(Task goal) Please rewrite the records from their first line through the line containing "derive-button-label: Derive Table", changing every "interactable" to "clickable" and leaving everything else as it is.

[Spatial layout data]
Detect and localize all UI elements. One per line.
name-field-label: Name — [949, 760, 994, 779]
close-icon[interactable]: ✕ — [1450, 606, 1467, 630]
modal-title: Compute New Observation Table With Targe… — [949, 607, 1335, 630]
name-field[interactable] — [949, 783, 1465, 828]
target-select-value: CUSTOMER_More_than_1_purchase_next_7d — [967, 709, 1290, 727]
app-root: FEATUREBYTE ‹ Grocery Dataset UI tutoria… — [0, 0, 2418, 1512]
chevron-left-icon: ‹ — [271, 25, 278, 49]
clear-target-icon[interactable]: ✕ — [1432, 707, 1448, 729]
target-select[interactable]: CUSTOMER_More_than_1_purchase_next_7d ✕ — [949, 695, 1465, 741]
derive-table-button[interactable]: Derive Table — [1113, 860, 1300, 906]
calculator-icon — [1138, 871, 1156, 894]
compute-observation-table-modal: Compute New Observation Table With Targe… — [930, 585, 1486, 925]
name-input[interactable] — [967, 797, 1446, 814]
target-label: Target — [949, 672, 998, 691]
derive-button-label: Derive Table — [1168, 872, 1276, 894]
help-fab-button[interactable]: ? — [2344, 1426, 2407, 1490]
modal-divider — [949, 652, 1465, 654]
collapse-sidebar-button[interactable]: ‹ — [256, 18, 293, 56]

(Solution to the problem)
Detect and localize all UI elements. One per line.
name-field-label: Name — [949, 760, 994, 779]
close-icon[clickable]: ✕ — [1450, 606, 1467, 630]
modal-title: Compute New Observation Table With Targe… — [949, 607, 1335, 630]
name-field[clickable] — [949, 783, 1465, 828]
target-select-value: CUSTOMER_More_than_1_purchase_next_7d — [967, 709, 1290, 727]
app-root: FEATUREBYTE ‹ Grocery Dataset UI tutoria… — [0, 0, 2418, 1512]
chevron-left-icon: ‹ — [271, 25, 278, 49]
clear-target-icon[clickable]: ✕ — [1432, 707, 1448, 729]
target-select[clickable]: CUSTOMER_More_than_1_purchase_next_7d ✕ — [949, 695, 1465, 741]
derive-table-button[clickable]: Derive Table — [1113, 860, 1300, 906]
calculator-icon — [1138, 871, 1156, 894]
compute-observation-table-modal: Compute New Observation Table With Targe… — [930, 585, 1486, 925]
name-input[clickable] — [967, 797, 1446, 814]
target-label: Target — [949, 672, 998, 691]
derive-button-label: Derive Table — [1168, 872, 1276, 894]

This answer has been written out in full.